EXERCISE OBJECTIVE
Without the pictures, copy the entries below word for word.

Dataset items
+---+
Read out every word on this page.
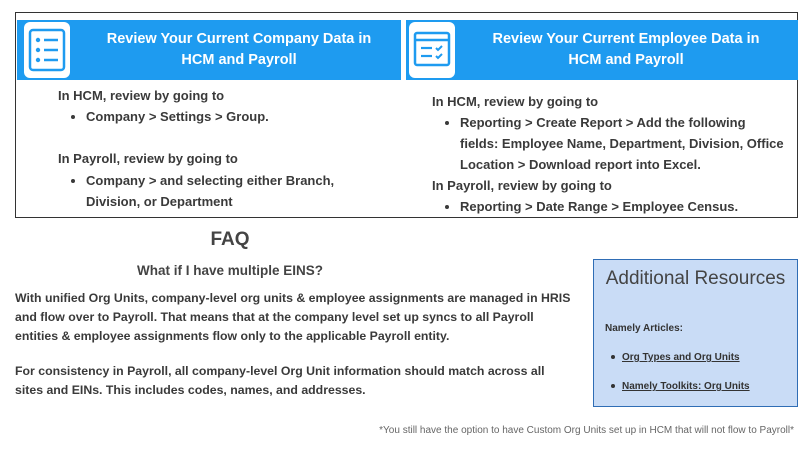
Review Your Current Company Data in HCM and Payroll
Review Your Current Employee Data in HCM and Payroll
In HCM, review by going to
• Company > Settings > Group.
In Payroll, review by going to
• Company > and selecting either Branch, Division, or Department
In HCM, review by going to
• Reporting > Create Report > Add the following fields: Employee Name, Department, Division, Office Location > Download report into Excel.
In Payroll, review by going to
• Reporting > Date Range > Employee Census.
FAQ
What if I have multiple EINS?
With unified Org Units, company-level org units & employee assignments are managed in HRIS and flow over to Payroll. That means that at the company level set up syncs to all Payroll entities & employee assignments flow only to the applicable Payroll entity.
For consistency in Payroll, all company-level Org Unit information should match across all sites and EINs. This includes codes, names, and addresses.
Additional Resources
Namely Articles:
Org Types and Org Units
Namely Toolkits: Org Units
*You still have the option to have Custom Org Units set up in HCM that will not flow to Payroll*
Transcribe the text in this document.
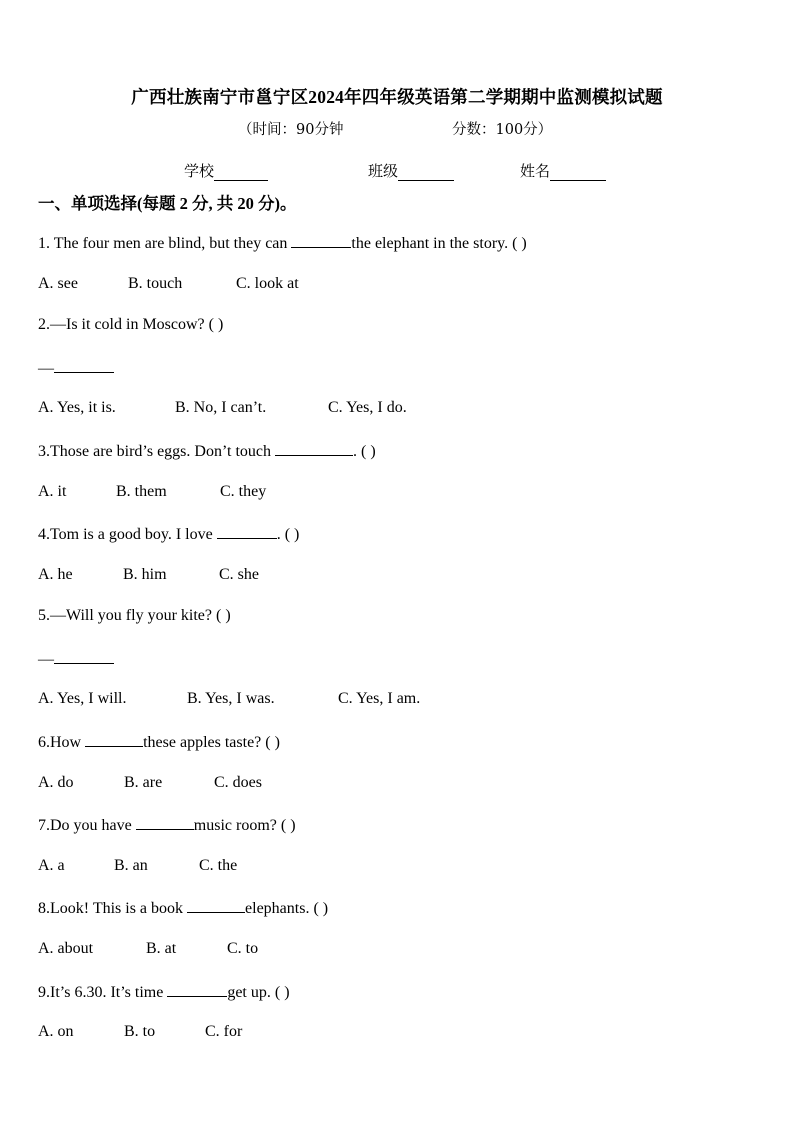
广西壮族南宁市邕宁区2024年四年级英语第二学期期中监测模拟试题
（时间：90分钟	分数：100分）
学校	班级	姓名
一、单项选择(每题 2 分, 共 20 分)。
1. The four men are blind, but they can	the elephant in the story. ( )
A. see	B. touch	C. look at
2.—Is it cold in Moscow? ( )
—
A. Yes, it is.	B. No, I can’t.	C. Yes, I do.
3.Those are bird’s eggs. Don’t touch	. ( )
A. it	B. them	C. they
4.Tom is a good boy. I love	. ( )
A. he	B. him	C. she
5.—Will you fly your kite? ( )
—
A. Yes, I will.	B. Yes, I was.	C. Yes, I am.
6.How	these apples taste? ( )
A. do	B. are	C. does
7.Do you have	music room? ( )
A. a	B. an	C. the
8.Look! This is a book	elephants. ( )
A. about	B. at	C. to
9.It’s 6.30. It’s time	get up. ( )
A. on	B. to	C. for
+---+
RESPONSE TO THE TASK
Read out every word on this page.
Review Your Current Company Data in HCM and Payroll
Review Your Current Employee Data in HCM and Payroll
In HCM, review by going to
• Company > Settings > Group.
In Payroll, review by going to
• Company > and selecting either Branch, Division, or Department
In HCM, review by going to
• Reporting > Create Report > Add the following fields: Employee Name, Department, Division, Office Location > Download report into Excel.
In Payroll, review by going to
• Reporting > Date Range > Employee Census.
FAQ
What if I have multiple EINS?
With unified Org Units, company-level org units & employee assignments are managed in HRIS and flow over to Payroll. That means that at the company level set up syncs to all Payroll entities & employee assignments flow only to the applicable Payroll entity.
For consistency in Payroll, all company-level Org Unit information should match across all sites and EINs. This includes codes, names, and addresses.
Additional Resources
Namely Articles:
Org Types and Org Units
Namely Toolkits: Org Units
*You still have the option to have Custom Org Units set up in HCM that will not flow to Payroll*
Transcribe the text in this document.
广西壮族南宁市邕宁区2024年四年级英语第二学期期中监测模拟试题
（时间：90分钟	分数：100分）
学校	班级	姓名
一、单项选择(每题 2 分, 共 20 分)。
1. The four men are blind, but they can	the elephant in the story. ( )
A. see	B. touch	C. look at
2.—Is it cold in Moscow? ( )
—
A. Yes, it is.	B. No, I can’t.	C. Yes, I do.
3.Those are bird’s eggs. Don’t touch	. ( )
A. it	B. them	C. they
4.Tom is a good boy. I love	. ( )
A. he	B. him	C. she
5.—Will you fly your kite? ( )
—
A. Yes, I will.	B. Yes, I was.	C. Yes, I am.
6.How	these apples taste? ( )
A. do	B. are	C. does
7.Do you have	music room? ( )
A. a	B. an	C. the
8.Look! This is a book	elephants. ( )
A. about	B. at	C. to
9.It’s 6.30. It’s time	get up. ( )
A. on	B. to	C. for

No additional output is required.